## start Dataset rows

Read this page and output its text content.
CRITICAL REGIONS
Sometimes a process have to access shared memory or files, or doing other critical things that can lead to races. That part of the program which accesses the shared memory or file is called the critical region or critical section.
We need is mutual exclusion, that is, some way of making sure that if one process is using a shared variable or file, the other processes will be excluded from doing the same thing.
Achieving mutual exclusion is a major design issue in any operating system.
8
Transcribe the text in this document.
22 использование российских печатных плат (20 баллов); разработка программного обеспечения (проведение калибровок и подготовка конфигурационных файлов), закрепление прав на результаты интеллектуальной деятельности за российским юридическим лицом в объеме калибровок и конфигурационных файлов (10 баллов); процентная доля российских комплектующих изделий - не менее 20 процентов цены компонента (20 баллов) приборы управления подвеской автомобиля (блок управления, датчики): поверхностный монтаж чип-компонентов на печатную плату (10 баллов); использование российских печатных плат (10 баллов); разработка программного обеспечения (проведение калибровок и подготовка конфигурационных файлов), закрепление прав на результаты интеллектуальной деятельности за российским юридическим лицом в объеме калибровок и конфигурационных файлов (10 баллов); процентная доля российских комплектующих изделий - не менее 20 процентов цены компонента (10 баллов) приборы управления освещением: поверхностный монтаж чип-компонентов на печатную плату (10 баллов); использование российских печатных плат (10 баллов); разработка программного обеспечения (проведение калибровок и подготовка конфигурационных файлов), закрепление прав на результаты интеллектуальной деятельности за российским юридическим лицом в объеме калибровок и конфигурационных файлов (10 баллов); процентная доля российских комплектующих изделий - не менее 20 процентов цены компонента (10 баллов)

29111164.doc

## end Dataset rows

> _Written request_: Transcribe the whole listing exactly.

> _Reply to the exercise_:
Read this page and output its text content.
CRITICAL REGIONS
Sometimes a process have to access shared memory or files, or doing other critical things that can lead to races. That part of the program which accesses the shared memory or file is called the critical region or critical section.
We need is mutual exclusion, that is, some way of making sure that if one process is using a shared variable or file, the other processes will be excluded from doing the same thing.
Achieving mutual exclusion is a major design issue in any operating system.
8
Transcribe the text in this document.
22 использование российских печатных плат (20 баллов); разработка программного обеспечения (проведение калибровок и подготовка конфигурационных файлов), закрепление прав на результаты интеллектуальной деятельности за российским юридическим лицом в объеме калибровок и конфигурационных файлов (10 баллов); процентная доля российских комплектующих изделий - не менее 20 процентов цены компонента (20 баллов) приборы управления подвеской автомобиля (блок управления, датчики): поверхностный монтаж чип-компонентов на печатную плату (10 баллов); использование российских печатных плат (10 баллов); разработка программного обеспечения (проведение калибровок и подготовка конфигурационных файлов), закрепление прав на результаты интеллектуальной деятельности за российским юридическим лицом в объеме калибровок и конфигурационных файлов (10 баллов); процентная доля российских комплектующих изделий - не менее 20 процентов цены компонента (10 баллов) приборы управления освещением: поверхностный монтаж чип-компонентов на печатную плату (10 баллов); использование российских печатных плат (10 баллов); разработка программного обеспечения (проведение калибровок и подготовка конфигурационных файлов), закрепление прав на результаты интеллектуальной деятельности за российским юридическим лицом в объеме калибровок и конфигурационных файлов (10 баллов); процентная доля российских комплектующих изделий - не менее 20 процентов цены компонента (10 баллов)

29111164.doc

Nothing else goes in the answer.